The problem
Copy out, from the entries below, each line holding the string "botón".

:: Input material ::

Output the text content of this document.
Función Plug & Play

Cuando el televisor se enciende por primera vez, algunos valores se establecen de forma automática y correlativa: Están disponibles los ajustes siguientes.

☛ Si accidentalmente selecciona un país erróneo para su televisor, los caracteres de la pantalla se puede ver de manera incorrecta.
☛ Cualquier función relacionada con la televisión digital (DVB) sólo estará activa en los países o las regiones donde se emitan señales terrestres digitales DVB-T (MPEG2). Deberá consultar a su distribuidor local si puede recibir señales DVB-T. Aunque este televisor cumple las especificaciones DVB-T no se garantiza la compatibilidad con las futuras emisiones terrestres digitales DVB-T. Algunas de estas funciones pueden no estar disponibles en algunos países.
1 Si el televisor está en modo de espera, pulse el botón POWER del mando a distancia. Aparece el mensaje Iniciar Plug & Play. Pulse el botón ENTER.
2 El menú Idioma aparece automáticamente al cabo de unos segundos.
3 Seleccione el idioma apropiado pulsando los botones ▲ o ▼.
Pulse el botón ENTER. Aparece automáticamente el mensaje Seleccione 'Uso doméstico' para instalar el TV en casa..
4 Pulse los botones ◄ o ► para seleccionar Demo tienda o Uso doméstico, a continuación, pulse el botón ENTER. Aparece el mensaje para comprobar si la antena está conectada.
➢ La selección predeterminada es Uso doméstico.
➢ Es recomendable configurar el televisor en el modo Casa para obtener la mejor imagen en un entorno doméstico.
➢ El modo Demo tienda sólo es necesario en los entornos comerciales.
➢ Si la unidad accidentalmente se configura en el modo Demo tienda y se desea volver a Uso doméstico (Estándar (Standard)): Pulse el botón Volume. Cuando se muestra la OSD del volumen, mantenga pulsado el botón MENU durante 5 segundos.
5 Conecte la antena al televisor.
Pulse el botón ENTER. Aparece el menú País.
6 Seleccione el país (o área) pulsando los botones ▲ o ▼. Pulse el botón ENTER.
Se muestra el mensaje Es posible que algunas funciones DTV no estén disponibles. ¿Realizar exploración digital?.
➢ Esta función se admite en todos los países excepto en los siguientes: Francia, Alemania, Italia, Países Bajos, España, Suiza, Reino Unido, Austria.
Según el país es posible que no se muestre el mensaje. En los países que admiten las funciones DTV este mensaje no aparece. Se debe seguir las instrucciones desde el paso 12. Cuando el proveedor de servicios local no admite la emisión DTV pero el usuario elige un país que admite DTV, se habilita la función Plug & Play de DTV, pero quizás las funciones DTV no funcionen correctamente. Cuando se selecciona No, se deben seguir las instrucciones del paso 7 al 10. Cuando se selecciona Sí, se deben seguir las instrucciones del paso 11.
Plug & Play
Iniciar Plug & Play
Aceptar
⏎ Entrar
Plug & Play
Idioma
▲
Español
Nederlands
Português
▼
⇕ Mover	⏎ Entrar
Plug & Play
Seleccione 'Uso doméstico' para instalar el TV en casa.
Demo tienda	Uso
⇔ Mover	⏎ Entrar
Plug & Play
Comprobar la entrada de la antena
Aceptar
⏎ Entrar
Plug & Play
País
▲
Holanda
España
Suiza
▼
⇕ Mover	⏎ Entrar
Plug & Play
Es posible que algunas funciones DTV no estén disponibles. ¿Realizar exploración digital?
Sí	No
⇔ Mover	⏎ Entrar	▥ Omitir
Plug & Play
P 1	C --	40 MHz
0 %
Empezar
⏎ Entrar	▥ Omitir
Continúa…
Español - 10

:::

Result for this task
1 Si el televisor está en modo de espera, pulse el botón POWER del mando a distancia. Aparece el mensaje Iniciar Plug & Play. Pulse el botón ENTER.
Pulse el botón ENTER. Aparece automáticamente el mensaje Seleccione 'Uso doméstico' para instalar el TV en casa..
4 Pulse los botones ◄ o ► para seleccionar Demo tienda o Uso doméstico, a continuación, pulse el botón ENTER. Aparece el mensaje para comprobar si la antena está conectada.
➢ Si la unidad accidentalmente se configura en el modo Demo tienda y se desea volver a Uso doméstico (Estándar (Standard)): Pulse el botón Volume. Cuando se muestra la OSD del volumen, mantenga pulsado el botón MENU durante 5 segundos.
Pulse el botón ENTER. Aparece el menú País.
6 Seleccione el país (o área) pulsando los botones ▲ o ▼. Pulse el botón ENTER.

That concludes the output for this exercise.